* **Aim of the task**
From the entries below, work out how many lines contain the string "Sample"; answer with the number alone.

[Stored data entries]

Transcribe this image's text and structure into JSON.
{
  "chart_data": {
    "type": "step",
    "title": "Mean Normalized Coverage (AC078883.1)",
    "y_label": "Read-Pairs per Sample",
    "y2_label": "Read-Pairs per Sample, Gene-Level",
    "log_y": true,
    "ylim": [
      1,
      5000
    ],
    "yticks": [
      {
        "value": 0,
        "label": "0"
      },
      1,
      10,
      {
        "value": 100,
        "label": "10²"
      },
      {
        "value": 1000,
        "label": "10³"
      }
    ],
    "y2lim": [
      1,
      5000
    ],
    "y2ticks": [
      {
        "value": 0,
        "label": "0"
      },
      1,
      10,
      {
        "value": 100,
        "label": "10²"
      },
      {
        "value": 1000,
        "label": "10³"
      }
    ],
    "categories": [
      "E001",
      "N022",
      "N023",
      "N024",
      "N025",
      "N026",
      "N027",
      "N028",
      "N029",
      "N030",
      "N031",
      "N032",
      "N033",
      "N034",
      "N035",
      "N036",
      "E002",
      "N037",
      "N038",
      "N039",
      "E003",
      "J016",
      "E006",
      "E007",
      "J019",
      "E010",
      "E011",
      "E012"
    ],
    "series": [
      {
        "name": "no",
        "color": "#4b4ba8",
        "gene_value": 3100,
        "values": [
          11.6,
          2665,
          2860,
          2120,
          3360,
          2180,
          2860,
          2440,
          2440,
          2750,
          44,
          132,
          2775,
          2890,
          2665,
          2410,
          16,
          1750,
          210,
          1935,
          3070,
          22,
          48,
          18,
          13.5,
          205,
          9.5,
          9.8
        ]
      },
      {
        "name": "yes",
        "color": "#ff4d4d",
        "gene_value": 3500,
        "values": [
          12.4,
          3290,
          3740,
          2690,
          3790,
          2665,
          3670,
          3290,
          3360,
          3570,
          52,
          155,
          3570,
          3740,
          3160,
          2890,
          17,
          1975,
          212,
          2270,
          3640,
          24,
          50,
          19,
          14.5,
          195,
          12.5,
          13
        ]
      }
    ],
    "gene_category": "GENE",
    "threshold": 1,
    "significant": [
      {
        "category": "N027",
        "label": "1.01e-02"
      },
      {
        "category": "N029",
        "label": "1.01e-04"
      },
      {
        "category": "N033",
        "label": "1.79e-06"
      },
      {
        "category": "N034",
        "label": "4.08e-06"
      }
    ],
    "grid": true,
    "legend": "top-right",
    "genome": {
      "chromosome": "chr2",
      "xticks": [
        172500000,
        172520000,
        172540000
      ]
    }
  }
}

* **Written answer**
2